La sedicenne Gabrielle, dal Canada a Mondovì per incontrare i “colleghi” delle Superiori

Da New Liskeard, piccolo paese al confine fra l’Ontario e il Quebec, alla provincia di Cuneo. La sedicenne Gabrielle Heroux, studentessa canadese,  è ospitata in Italia in questi giorni da una ragazza di Bra, e la scorsa settimana è venuta a Mondovì per parlare agli studenti cuneesi e monregalesi nella riunione della Consulta degli studenti di Cuneo riunita al “Giolitti”.

Dal racconto dell’esperienza di Gabrielle con i “Ministers”, il nome usato per indicare i ragazzi che a inizio anno vengono eletti a ricoprire i vari ruoli negli organi collegiali scolastici, è iniziato un “botta e risposta” in inglese molto coinvolgente per i ragazzi.

Federico Calzia, presidente della Consulta: «In Canada, infatti, non c’è una gamma di scuole Superiori tra cui scegliere ampia come in Italia, perché la differenziazione dei percorsi di studio viene fatta dai ragazzi stessi all’interno della scuola, costruendo di volta in volta i loro semestri scolastici con i corsi che scelgono di frequentare. Un approccio come questo sarebbe utile a molti studenti italiani, che per una scelta non perfettamente in linea con le proprie attitudini, difficilmente in terza media ci si conosce così bene da andare a colpo sicuro, si ritrovano poi a studiare per cinque anni materie che non sentono loro, sviluppando un malessere verso la scuola che non dovrebbe mai esistere. Oltre a questi scambi reciproci, è stato un momento costruttivo, perché ci ha permesso di riflettere su come il sistema scolastico non sia qualcosa di unico e immodificabile nel tempo, ma anzi debba essere costantemente in evoluzione, per stare al passo con i ragazzi che si trova davanti e con le loro esigenze. La domanda con cui ci siamo lasciati, quindi, è: il nostro sistema scolastico sa ancora dare ai ragazzi la cultura nella forma più adatta a loro? Dove possiamo migliorare? Qual è il ruolo che dovremo avere noi rappresentanti in un’eventuale sviluppo del sistema scolastico?».

§ **Voci mostrate**:
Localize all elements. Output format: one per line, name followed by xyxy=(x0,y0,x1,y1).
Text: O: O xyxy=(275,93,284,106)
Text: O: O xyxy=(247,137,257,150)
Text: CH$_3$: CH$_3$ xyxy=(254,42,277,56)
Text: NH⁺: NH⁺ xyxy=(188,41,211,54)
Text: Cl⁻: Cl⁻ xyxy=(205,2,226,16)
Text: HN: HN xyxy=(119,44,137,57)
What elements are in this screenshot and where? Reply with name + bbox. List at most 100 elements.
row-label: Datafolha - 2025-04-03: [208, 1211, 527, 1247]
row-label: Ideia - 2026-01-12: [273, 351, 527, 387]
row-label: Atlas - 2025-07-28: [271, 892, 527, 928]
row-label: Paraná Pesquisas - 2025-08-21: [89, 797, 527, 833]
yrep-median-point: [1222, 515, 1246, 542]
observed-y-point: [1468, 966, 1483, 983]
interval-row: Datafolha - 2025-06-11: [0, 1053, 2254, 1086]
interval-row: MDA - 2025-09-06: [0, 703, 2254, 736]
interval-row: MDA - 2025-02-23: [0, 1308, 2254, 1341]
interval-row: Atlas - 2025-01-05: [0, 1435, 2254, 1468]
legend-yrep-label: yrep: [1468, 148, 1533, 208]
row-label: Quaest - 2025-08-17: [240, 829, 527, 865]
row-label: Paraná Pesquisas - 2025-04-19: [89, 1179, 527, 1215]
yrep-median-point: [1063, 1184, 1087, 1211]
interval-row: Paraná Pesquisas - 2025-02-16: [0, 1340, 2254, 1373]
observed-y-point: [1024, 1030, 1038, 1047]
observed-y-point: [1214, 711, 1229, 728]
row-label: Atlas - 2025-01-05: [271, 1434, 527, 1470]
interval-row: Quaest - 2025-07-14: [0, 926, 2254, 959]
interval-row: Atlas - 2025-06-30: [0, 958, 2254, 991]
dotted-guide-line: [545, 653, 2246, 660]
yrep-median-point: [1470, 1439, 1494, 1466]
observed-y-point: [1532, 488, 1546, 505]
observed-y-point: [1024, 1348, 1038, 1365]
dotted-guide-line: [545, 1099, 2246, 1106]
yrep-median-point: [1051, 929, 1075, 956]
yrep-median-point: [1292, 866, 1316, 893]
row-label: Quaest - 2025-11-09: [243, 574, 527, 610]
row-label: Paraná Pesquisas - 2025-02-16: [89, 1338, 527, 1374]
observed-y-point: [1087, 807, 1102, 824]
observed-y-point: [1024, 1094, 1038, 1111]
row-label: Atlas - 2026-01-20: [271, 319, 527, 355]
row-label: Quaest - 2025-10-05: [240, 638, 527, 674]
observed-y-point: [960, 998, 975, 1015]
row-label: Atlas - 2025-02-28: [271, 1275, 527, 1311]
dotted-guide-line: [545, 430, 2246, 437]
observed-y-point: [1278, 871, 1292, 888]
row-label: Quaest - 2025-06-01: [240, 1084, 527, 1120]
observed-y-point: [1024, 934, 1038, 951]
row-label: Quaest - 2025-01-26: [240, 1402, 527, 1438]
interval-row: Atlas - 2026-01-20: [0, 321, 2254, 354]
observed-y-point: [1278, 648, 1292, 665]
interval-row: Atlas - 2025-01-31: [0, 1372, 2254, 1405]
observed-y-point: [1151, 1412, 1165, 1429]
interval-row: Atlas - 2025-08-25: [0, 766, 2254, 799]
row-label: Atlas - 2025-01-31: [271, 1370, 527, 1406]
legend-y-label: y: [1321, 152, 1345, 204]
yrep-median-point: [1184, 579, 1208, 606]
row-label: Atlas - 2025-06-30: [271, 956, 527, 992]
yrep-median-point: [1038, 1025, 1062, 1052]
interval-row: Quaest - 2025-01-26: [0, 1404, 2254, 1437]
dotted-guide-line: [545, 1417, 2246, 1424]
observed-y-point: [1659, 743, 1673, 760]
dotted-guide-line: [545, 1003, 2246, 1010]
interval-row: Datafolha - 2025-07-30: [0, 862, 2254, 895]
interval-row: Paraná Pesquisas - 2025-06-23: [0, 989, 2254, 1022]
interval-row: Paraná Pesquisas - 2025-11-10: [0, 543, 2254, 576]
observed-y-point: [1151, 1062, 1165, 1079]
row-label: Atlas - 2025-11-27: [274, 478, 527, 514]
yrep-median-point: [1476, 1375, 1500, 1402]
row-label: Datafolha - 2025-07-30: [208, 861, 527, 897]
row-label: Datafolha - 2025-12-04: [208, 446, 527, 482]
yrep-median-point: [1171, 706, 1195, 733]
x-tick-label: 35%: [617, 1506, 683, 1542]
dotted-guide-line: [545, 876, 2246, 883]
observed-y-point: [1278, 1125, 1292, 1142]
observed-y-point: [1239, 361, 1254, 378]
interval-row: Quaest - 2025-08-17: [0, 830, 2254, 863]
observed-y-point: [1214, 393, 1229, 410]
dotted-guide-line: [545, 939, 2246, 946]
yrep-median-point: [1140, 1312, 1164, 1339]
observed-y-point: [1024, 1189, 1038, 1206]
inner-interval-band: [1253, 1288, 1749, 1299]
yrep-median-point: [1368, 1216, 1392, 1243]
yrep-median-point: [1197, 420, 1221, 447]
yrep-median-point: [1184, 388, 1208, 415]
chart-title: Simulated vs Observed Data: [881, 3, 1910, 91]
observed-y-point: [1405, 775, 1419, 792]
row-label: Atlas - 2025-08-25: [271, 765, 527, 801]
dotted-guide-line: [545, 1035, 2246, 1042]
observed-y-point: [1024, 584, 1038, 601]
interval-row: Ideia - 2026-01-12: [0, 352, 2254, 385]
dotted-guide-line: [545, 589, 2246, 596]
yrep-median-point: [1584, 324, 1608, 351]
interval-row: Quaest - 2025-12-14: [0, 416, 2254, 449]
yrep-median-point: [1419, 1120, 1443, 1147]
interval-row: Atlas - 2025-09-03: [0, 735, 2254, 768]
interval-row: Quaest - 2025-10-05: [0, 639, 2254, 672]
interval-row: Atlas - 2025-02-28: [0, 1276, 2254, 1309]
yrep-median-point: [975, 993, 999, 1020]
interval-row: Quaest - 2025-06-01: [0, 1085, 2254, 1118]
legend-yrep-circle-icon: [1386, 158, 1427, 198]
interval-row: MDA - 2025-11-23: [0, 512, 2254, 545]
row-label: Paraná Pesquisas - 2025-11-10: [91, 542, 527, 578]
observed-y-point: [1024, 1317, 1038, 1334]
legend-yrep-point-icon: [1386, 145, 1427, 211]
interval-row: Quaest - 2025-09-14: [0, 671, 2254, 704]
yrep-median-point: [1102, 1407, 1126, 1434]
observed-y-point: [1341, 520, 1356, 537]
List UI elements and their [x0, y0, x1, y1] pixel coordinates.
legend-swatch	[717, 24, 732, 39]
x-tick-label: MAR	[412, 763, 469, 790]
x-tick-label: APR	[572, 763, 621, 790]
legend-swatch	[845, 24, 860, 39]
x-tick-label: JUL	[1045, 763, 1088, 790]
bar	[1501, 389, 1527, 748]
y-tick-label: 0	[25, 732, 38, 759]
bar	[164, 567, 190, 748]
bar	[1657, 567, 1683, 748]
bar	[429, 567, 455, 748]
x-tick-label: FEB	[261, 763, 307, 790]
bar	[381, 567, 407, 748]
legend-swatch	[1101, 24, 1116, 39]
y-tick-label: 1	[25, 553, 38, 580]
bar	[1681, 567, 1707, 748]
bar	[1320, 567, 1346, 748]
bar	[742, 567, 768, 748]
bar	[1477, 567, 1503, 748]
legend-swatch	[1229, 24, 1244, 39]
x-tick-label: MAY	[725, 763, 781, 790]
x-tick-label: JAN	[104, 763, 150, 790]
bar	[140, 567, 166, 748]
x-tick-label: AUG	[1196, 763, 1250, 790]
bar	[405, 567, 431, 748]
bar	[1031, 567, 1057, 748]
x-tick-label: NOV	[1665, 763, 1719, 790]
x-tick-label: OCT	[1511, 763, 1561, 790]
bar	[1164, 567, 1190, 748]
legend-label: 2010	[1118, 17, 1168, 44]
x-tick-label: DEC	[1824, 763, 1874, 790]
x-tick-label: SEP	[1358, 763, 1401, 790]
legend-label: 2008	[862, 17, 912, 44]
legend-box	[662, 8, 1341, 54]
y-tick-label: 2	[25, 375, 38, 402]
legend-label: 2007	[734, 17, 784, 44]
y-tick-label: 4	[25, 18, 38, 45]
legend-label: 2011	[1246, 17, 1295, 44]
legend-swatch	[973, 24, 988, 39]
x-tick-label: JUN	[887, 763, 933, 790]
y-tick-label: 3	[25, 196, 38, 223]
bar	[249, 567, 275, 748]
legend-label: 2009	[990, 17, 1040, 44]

§ **Lavoro da svolgere**:
Rispondi per favore alle domande sull'articolo dedicato a Gabrielle, numerando le risposte allo stesso modo:
1. Da quale paese canadese proviene Gabrielle Heroux?
2. Con quale nome vengono indicati i ragazzi eletti a inizio anno negli organi collegiali scolastici?
3. Chi è il presidente della Consulta?

§ **Compito svolto**:
1. New Liskeard.
2. "Ministers".
3. Federico Calzia.